Copy all lines below containing "JSON".

-- start of RECORDS SUPPLIED --

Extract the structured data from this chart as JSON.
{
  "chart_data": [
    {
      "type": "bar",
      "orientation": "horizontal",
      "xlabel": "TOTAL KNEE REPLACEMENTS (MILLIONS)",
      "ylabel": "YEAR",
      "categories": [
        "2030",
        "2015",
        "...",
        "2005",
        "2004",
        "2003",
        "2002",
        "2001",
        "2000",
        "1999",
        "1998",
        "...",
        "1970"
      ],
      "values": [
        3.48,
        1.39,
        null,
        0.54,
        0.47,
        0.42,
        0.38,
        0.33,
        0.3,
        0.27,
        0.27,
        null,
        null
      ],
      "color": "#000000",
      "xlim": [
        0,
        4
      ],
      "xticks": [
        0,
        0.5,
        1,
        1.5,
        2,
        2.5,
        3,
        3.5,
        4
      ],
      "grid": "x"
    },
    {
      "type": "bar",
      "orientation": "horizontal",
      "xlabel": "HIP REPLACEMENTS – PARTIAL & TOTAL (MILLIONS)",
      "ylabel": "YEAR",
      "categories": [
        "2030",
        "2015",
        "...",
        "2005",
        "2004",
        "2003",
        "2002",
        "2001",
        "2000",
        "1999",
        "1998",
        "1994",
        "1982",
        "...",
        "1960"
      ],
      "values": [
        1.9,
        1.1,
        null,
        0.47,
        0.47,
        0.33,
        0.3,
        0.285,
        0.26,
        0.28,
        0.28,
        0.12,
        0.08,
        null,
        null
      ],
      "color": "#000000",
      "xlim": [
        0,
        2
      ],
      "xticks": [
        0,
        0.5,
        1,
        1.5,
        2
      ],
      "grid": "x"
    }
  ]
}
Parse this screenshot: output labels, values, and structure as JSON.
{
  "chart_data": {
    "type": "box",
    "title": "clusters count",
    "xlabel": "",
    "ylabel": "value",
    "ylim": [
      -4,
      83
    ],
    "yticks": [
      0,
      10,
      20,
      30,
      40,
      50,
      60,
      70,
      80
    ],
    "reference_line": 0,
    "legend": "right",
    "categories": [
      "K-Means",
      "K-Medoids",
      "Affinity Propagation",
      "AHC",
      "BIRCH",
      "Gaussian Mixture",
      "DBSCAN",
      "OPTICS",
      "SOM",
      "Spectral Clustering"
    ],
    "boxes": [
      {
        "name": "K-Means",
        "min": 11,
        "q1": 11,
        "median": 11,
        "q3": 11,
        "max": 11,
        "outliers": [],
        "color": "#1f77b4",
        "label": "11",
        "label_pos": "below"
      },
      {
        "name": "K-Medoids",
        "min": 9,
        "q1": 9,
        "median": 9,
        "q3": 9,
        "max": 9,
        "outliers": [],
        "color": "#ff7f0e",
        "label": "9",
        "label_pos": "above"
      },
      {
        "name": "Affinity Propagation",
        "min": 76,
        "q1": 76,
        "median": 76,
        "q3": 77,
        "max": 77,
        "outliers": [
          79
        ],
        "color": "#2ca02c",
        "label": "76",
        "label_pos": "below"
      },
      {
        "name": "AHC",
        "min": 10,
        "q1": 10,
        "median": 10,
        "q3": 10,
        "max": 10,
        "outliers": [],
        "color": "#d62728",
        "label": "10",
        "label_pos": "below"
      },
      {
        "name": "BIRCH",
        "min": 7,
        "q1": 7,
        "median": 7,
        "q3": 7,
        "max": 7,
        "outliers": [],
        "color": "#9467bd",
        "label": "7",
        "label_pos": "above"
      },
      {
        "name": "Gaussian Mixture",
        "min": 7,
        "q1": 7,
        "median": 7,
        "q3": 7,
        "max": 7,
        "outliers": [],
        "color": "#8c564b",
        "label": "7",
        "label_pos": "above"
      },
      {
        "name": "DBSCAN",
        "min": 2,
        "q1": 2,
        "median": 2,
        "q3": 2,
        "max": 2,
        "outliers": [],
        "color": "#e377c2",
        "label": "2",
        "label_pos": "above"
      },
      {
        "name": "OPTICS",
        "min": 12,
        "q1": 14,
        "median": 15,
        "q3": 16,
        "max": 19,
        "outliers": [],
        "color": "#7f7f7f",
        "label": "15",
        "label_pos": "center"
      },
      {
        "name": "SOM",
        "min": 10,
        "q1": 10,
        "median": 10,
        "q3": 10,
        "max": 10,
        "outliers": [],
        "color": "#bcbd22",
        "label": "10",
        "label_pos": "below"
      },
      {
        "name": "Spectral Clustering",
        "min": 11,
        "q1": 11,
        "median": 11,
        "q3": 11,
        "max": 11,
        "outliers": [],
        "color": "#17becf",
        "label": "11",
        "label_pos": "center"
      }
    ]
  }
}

-- end of RECORDS SUPPLIED --

**RESPONSE TO THIS TASK**
Extract the structured data from this chart as JSON.
Parse this screenshot: output labels, values, and structure as JSON.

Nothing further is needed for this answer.